### WRITTEN PROBLEM
The entries below should be transcribed in their entirety, exactly as written.

### INPUT MATERIAL

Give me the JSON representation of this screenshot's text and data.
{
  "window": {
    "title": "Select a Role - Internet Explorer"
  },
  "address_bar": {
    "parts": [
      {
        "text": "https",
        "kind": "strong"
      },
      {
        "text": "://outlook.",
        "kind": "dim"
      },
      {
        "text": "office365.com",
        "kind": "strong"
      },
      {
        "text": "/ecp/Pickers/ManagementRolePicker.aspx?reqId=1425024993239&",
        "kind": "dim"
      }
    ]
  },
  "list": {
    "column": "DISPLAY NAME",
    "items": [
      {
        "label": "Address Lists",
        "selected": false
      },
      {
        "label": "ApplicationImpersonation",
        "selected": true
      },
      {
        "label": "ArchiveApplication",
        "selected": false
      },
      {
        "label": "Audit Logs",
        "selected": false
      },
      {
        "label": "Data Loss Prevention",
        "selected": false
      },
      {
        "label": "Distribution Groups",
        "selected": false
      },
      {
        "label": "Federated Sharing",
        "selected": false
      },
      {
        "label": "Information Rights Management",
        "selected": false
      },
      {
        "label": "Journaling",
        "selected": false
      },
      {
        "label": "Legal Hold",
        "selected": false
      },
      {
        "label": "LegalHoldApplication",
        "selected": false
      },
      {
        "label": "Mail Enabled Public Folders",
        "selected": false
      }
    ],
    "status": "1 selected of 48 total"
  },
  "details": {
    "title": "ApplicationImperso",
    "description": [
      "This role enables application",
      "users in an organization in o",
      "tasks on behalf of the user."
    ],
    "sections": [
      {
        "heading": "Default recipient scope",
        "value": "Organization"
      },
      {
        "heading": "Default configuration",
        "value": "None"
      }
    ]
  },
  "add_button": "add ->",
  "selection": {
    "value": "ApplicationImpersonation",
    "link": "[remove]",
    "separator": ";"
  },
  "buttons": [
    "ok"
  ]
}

### ANSWER TO THE TASK
Give me the JSON representation of this screenshot's text and data.
{
  "window": {
    "title": "Select a Role - Internet Explorer"
  },
  "address_bar": {
    "parts": [
      {
        "text": "https",
        "kind": "strong"
      },
      {
        "text": "://outlook.",
        "kind": "dim"
      },
      {
        "text": "office365.com",
        "kind": "strong"
      },
      {
        "text": "/ecp/Pickers/ManagementRolePicker.aspx?reqId=1425024993239&",
        "kind": "dim"
      }
    ]
  },
  "list": {
    "column": "DISPLAY NAME",
    "items": [
      {
        "label": "Address Lists",
        "selected": false
      },
      {
        "label": "ApplicationImpersonation",
        "selected": true
      },
      {
        "label": "ArchiveApplication",
        "selected": false
      },
      {
        "label": "Audit Logs",
        "selected": false
      },
      {
        "label": "Data Loss Prevention",
        "selected": false
      },
      {
        "label": "Distribution Groups",
        "selected": false
      },
      {
        "label": "Federated Sharing",
        "selected": false
      },
      {
        "label": "Information Rights Management",
        "selected": false
      },
      {
        "label": "Journaling",
        "selected": false
      },
      {
        "label": "Legal Hold",
        "selected": false
      },
      {
        "label": "LegalHoldApplication",
        "selected": false
      },
      {
        "label": "Mail Enabled Public Folders",
        "selected": false
      }
    ],
    "status": "1 selected of 48 total"
  },
  "details": {
    "title": "ApplicationImperso",
    "description": [
      "This role enables application",
      "users in an organization in o",
      "tasks on behalf of the user."
    ],
    "sections": [
      {
        "heading": "Default recipient scope",
        "value": "Organization"
      },
      {
        "heading": "Default configuration",
        "value": "None"
      }
    ]
  },
  "add_button": "add ->",
  "selection": {
    "value": "ApplicationImpersonation",
    "link": "[remove]",
    "separator": ";"
  },
  "buttons": [
    "ok"
  ]
}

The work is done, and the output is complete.